▸ **AVAILABLE RECORDS**

────────────────────────────────────────

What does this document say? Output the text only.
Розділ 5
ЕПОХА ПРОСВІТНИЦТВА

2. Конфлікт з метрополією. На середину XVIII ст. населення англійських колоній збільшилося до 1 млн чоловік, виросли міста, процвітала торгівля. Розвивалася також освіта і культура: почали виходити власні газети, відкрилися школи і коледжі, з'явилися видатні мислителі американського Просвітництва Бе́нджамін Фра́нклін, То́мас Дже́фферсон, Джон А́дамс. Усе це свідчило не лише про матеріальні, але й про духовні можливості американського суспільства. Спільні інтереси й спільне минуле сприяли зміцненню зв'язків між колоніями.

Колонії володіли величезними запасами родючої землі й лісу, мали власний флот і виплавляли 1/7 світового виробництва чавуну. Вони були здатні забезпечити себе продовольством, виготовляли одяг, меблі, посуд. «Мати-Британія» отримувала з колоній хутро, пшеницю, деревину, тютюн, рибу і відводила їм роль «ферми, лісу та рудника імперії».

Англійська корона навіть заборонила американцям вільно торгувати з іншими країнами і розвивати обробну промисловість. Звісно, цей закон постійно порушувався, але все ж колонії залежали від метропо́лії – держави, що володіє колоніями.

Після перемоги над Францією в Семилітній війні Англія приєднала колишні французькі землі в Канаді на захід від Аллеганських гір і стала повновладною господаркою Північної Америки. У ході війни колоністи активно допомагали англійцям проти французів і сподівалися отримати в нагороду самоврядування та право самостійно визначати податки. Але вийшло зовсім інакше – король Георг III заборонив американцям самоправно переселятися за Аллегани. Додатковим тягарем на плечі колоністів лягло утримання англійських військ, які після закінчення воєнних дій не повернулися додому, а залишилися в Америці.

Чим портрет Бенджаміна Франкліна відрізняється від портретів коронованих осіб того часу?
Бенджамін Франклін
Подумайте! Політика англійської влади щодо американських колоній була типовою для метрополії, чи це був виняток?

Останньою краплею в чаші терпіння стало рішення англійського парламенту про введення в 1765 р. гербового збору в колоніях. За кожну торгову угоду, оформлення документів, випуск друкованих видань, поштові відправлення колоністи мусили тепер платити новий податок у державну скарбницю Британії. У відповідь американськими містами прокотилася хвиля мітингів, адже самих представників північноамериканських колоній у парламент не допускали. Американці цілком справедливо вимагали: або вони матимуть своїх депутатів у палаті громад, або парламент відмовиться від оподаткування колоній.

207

────────────────────────────────────────

Spot every line that holds "землі" and copy it.

▸ **OUTPUT FOR THIS EXERCISE**
Колонії володіли величезними запасами родючої землі й лісу, мали власний флот і виплавляли 1/7 світового виробництва чавуну. Вони були здатні забезпечити себе продовольством, виготовляли одяг, меблі, посуд. «Мати-Британія» отримувала з колоній хутро, пшеницю, деревину, тютюн, рибу і відводила їм роль «ферми, лісу та рудника імперії».
Після перемоги над Францією в Семилітній війні Англія приєднала колишні французькі землі в Канаді на захід від Аллеганських гір і стала повновладною господаркою Північної Америки. У ході війни колоністи активно допомагали англійцям проти французів і сподівалися отримати в нагороду самоврядування та право самостійно визначати податки. Але вийшло зовсім інакше – король Георг III заборонив американцям самоправно переселятися за Аллегани. Додатковим тягарем на плечі колоністів лягло утримання англійських військ, які після закінчення воєнних дій не повернулися додому, а залишилися в Америці.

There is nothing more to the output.